Identify, in the records below, every line where the string "readable" appears, and copy each such line.

------ Data supplied ------

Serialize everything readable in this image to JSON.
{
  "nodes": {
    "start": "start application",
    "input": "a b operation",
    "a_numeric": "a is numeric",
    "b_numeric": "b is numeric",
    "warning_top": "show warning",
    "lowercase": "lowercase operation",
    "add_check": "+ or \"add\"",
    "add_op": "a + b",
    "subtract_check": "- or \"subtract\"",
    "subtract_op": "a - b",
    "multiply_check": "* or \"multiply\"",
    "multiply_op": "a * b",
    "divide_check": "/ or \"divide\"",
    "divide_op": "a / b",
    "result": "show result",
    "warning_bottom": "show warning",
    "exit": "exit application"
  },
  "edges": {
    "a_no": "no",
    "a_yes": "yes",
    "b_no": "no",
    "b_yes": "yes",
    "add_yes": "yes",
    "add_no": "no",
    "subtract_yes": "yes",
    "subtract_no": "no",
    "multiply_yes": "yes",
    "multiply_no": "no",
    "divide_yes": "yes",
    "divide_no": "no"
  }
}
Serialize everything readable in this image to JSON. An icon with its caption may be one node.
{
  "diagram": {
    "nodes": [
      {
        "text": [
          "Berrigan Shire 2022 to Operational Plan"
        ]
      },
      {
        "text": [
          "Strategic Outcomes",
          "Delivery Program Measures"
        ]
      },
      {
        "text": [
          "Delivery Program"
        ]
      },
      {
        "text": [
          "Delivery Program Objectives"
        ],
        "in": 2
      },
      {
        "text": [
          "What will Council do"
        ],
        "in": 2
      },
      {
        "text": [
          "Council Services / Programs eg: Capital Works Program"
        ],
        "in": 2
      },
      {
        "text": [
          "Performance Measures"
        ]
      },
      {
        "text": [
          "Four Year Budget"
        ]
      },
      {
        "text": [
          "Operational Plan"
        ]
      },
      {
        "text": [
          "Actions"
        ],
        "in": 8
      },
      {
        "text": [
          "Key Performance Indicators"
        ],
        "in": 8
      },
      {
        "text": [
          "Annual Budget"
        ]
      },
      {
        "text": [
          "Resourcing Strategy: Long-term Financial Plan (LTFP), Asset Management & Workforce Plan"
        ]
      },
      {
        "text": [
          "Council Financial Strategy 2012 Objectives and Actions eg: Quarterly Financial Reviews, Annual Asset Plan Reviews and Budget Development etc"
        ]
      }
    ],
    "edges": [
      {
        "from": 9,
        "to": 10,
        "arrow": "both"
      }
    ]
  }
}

------

_Response below_:
Serialize everything readable in this image to JSON.
Serialize everything readable in this image to JSON. An icon with its caption may be one node.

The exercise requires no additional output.